Records for this task:
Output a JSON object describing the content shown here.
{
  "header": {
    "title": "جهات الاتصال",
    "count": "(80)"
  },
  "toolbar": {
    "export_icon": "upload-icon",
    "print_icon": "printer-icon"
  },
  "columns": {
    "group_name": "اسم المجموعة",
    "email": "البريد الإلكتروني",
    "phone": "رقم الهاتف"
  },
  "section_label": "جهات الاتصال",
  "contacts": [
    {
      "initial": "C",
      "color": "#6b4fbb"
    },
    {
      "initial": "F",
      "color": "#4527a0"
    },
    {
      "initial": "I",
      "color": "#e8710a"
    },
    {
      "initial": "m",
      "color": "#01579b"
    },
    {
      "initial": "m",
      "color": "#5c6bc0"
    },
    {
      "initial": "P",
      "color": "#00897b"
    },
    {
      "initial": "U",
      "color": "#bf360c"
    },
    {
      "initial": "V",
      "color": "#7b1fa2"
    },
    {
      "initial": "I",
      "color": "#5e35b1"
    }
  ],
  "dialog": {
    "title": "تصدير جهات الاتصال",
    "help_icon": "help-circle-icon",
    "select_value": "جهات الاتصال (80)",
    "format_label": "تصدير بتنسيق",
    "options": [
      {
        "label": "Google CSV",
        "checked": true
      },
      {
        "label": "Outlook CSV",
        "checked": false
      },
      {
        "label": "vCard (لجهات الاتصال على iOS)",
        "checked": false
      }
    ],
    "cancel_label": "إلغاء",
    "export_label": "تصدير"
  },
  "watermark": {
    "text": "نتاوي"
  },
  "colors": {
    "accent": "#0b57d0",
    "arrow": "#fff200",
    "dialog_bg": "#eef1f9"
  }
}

Task to complete:
Every record above should be output exactly.

Task response:
Output a JSON object describing the content shown here.
{
  "header": {
    "title": "جهات الاتصال",
    "count": "(80)"
  },
  "toolbar": {
    "export_icon": "upload-icon",
    "print_icon": "printer-icon"
  },
  "columns": {
    "group_name": "اسم المجموعة",
    "email": "البريد الإلكتروني",
    "phone": "رقم الهاتف"
  },
  "section_label": "جهات الاتصال",
  "contacts": [
    {
      "initial": "C",
      "color": "#6b4fbb"
    },
    {
      "initial": "F",
      "color": "#4527a0"
    },
    {
      "initial": "I",
      "color": "#e8710a"
    },
    {
      "initial": "m",
      "color": "#01579b"
    },
    {
      "initial": "m",
      "color": "#5c6bc0"
    },
    {
      "initial": "P",
      "color": "#00897b"
    },
    {
      "initial": "U",
      "color": "#bf360c"
    },
    {
      "initial": "V",
      "color": "#7b1fa2"
    },
    {
      "initial": "I",
      "color": "#5e35b1"
    }
  ],
  "dialog": {
    "title": "تصدير جهات الاتصال",
    "help_icon": "help-circle-icon",
    "select_value": "جهات الاتصال (80)",
    "format_label": "تصدير بتنسيق",
    "options": [
      {
        "label": "Google CSV",
        "checked": true
      },
      {
        "label": "Outlook CSV",
        "checked": false
      },
      {
        "label": "vCard (لجهات الاتصال على iOS)",
        "checked": false
      }
    ],
    "cancel_label": "إلغاء",
    "export_label": "تصدير"
  },
  "watermark": {
    "text": "نتاوي"
  },
  "colors": {
    "accent": "#0b57d0",
    "arrow": "#fff200",
    "dialog_bg": "#eef1f9"
  }
}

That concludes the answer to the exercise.